WHAT THIS TASK INVOLVES
Restate the full set of records exactly, word for word.
DATASET EXTRACT start
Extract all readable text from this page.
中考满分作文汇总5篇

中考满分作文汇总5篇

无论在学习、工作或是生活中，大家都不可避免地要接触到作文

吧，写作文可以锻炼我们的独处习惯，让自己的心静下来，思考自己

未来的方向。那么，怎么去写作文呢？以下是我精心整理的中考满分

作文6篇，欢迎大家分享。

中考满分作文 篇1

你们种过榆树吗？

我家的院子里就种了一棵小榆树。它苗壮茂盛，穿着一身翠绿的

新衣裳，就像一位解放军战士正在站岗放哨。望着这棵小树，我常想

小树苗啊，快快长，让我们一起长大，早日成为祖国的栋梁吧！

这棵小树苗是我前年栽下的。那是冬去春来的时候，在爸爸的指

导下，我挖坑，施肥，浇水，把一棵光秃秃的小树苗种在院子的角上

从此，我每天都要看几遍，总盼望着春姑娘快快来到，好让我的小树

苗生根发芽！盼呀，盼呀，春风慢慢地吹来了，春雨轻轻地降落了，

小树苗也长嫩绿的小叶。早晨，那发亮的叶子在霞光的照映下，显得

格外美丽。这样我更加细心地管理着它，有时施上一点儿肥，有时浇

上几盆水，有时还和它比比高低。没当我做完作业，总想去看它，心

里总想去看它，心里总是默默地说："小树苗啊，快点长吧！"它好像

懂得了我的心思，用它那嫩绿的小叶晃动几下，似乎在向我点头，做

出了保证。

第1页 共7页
DATASET EXTRACT end
FULL RESPONSE
Extract all readable text from this page.
中考满分作文汇总5篇

中考满分作文汇总5篇

无论在学习、工作或是生活中，大家都不可避免地要接触到作文

吧，写作文可以锻炼我们的独处习惯，让自己的心静下来，思考自己

未来的方向。那么，怎么去写作文呢？以下是我精心整理的中考满分

作文6篇，欢迎大家分享。

中考满分作文 篇1

你们种过榆树吗？

我家的院子里就种了一棵小榆树。它苗壮茂盛，穿着一身翠绿的

新衣裳，就像一位解放军战士正在站岗放哨。望着这棵小树，我常想

小树苗啊，快快长，让我们一起长大，早日成为祖国的栋梁吧！

这棵小树苗是我前年栽下的。那是冬去春来的时候，在爸爸的指

导下，我挖坑，施肥，浇水，把一棵光秃秃的小树苗种在院子的角上

从此，我每天都要看几遍，总盼望着春姑娘快快来到，好让我的小树

苗生根发芽！盼呀，盼呀，春风慢慢地吹来了，春雨轻轻地降落了，

小树苗也长嫩绿的小叶。早晨，那发亮的叶子在霞光的照映下，显得

格外美丽。这样我更加细心地管理着它，有时施上一点儿肥，有时浇

上几盆水，有时还和它比比高低。没当我做完作业，总想去看它，心

里总想去看它，心里总是默默地说："小树苗啊，快点长吧！"它好像

懂得了我的心思，用它那嫩绿的小叶晃动几下，似乎在向我点头，做

出了保证。

第1页 共7页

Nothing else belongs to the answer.